> _Entries shown_:

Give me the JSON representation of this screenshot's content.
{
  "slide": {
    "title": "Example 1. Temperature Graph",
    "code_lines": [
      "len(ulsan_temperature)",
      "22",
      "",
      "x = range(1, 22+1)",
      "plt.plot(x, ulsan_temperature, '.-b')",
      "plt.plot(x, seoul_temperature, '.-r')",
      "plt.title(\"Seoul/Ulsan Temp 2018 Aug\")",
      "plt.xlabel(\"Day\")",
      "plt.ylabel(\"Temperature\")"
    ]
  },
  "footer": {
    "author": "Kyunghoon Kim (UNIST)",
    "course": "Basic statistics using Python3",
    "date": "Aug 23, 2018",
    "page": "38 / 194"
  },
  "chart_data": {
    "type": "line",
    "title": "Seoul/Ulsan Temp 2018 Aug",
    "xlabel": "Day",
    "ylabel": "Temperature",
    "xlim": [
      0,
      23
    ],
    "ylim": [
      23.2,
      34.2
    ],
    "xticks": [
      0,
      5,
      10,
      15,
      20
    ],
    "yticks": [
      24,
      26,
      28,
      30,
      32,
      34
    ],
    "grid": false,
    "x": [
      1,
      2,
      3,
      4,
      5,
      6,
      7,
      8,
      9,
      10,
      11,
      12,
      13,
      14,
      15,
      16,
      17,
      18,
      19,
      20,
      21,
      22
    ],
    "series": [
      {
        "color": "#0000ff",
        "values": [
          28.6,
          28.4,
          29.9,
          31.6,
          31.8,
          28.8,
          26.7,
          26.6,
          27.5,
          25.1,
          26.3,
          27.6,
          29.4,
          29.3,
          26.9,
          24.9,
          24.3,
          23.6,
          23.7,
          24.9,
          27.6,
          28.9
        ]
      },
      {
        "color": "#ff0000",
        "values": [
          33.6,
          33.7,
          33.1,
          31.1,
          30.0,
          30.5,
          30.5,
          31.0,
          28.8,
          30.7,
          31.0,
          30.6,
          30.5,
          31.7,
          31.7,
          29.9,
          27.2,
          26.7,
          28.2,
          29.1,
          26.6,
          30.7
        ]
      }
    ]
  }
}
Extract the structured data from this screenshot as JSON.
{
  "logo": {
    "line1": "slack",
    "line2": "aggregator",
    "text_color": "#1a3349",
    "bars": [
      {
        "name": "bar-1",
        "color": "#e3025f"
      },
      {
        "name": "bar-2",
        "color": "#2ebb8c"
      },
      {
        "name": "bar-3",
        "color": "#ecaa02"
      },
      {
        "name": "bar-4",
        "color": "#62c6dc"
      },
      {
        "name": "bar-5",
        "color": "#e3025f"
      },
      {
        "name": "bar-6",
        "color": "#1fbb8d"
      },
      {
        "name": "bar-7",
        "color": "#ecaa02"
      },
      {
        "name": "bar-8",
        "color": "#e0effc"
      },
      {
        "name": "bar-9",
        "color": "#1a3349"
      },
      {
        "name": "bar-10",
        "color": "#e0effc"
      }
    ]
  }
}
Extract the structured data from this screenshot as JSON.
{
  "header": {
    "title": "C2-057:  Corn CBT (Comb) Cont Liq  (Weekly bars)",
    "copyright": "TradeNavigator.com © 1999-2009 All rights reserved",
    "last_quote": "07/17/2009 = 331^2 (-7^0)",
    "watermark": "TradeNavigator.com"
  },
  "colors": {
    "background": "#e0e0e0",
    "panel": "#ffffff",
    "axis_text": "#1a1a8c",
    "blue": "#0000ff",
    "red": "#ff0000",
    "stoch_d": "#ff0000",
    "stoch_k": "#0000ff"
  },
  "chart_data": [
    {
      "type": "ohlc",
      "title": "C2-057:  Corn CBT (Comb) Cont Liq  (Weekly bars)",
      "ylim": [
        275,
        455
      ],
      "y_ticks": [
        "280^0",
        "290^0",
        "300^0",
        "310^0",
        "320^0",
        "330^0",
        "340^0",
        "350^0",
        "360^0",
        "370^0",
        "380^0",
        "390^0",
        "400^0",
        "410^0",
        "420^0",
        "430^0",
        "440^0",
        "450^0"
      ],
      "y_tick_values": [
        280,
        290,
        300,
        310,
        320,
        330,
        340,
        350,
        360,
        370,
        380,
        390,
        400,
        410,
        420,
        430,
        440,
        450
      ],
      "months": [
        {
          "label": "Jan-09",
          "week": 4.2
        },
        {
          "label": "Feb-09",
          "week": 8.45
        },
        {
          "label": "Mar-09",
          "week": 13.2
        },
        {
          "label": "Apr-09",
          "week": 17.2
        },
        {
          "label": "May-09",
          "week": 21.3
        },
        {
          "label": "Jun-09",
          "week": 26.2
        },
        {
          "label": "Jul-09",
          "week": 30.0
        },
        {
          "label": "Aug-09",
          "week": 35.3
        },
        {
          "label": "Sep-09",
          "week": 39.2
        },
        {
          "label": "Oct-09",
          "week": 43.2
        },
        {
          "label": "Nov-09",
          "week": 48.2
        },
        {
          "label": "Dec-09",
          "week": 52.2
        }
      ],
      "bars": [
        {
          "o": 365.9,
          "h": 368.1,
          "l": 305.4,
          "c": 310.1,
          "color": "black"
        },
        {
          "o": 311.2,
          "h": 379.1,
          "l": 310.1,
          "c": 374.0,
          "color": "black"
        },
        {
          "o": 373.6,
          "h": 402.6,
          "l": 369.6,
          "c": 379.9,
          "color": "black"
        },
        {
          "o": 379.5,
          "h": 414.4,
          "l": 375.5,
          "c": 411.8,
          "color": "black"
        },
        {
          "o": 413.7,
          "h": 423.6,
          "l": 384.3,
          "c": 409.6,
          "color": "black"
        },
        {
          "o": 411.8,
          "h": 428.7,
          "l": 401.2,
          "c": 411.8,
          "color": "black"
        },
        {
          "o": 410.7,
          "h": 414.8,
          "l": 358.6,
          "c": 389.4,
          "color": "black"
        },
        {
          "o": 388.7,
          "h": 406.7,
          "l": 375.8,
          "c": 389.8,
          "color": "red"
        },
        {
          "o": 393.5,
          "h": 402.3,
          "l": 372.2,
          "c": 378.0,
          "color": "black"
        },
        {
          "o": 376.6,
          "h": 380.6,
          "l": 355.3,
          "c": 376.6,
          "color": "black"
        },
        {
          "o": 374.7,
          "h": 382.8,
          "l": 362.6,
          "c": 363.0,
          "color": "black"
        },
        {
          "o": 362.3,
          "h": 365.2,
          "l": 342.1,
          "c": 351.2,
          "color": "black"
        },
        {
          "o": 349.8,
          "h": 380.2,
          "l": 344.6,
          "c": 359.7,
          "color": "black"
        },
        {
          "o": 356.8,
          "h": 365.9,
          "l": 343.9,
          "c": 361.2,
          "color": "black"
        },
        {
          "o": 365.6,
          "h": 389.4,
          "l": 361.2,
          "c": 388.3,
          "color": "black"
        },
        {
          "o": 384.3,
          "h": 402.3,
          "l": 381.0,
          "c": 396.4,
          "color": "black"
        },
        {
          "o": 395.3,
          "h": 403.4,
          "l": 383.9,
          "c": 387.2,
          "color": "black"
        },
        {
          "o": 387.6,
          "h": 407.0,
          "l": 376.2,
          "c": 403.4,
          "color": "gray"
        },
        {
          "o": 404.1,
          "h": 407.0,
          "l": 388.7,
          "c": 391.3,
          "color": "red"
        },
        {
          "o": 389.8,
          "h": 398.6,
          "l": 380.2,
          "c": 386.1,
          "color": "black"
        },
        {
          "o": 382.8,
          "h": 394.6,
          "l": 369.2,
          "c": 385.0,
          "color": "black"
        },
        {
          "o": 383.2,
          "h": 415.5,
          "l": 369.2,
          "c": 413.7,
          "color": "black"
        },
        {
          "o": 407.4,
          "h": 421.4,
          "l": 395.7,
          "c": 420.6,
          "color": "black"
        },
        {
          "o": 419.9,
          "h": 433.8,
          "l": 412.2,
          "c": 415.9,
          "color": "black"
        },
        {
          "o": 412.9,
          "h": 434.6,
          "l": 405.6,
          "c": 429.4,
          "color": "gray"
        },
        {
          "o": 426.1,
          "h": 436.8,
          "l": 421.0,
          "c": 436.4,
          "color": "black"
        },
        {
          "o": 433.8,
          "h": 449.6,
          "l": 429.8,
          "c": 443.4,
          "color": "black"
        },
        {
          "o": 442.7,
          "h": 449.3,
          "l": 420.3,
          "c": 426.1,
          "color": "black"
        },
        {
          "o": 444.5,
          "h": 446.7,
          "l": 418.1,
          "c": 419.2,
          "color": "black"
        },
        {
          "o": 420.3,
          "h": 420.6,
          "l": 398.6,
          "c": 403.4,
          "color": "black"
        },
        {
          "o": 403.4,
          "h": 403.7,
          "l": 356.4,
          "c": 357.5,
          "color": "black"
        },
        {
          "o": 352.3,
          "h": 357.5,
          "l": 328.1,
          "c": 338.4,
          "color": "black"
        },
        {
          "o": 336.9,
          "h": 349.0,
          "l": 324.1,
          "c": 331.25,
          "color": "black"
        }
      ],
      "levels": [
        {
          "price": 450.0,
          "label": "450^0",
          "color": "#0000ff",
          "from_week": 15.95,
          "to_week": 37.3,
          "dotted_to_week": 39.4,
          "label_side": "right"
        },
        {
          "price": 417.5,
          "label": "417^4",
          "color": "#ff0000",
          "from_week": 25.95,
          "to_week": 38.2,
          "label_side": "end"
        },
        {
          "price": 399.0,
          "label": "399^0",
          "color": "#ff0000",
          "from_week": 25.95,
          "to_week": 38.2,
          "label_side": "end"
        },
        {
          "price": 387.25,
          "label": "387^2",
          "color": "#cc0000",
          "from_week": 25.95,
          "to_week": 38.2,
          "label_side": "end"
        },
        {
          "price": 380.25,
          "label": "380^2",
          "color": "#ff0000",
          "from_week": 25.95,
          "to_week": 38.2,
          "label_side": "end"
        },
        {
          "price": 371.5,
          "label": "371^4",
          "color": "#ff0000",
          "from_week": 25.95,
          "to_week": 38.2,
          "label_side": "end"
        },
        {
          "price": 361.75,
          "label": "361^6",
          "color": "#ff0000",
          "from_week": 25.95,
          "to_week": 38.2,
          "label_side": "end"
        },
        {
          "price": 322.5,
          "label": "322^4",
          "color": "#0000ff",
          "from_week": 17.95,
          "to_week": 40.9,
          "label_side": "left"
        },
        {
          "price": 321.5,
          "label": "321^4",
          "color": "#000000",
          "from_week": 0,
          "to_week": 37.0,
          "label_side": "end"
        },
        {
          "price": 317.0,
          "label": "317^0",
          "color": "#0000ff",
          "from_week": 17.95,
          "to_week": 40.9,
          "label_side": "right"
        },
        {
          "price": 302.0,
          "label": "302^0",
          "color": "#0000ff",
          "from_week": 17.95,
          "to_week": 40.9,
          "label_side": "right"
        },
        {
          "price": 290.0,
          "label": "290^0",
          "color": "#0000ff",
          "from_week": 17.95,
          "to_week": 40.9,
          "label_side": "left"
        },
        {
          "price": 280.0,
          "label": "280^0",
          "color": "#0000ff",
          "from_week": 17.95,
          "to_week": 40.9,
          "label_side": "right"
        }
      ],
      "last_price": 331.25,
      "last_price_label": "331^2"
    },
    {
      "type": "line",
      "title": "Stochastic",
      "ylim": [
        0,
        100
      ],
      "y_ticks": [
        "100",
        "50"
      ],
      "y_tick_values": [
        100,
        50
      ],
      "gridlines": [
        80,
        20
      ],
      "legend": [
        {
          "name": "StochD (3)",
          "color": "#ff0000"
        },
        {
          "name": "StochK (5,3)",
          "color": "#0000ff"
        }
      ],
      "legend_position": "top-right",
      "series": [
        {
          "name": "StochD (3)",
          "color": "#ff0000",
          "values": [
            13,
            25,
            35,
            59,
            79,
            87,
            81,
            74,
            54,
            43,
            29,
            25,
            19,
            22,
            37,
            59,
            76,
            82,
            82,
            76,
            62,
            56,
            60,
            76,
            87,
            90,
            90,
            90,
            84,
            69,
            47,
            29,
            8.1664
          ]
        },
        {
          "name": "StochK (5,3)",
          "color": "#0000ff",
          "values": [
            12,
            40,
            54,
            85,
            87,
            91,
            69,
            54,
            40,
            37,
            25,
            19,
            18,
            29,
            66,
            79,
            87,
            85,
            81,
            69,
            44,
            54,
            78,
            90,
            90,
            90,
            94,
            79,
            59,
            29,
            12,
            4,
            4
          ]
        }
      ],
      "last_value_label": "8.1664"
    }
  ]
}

> _The task_: Check every line for "Weekly" and show the ones that have it.

> _Output of the task_:
    "title": "C2-057:  Corn CBT (Comb) Cont Liq  (Weekly bars)",
      "title": "C2-057:  Corn CBT (Comb) Cont Liq  (Weekly bars)",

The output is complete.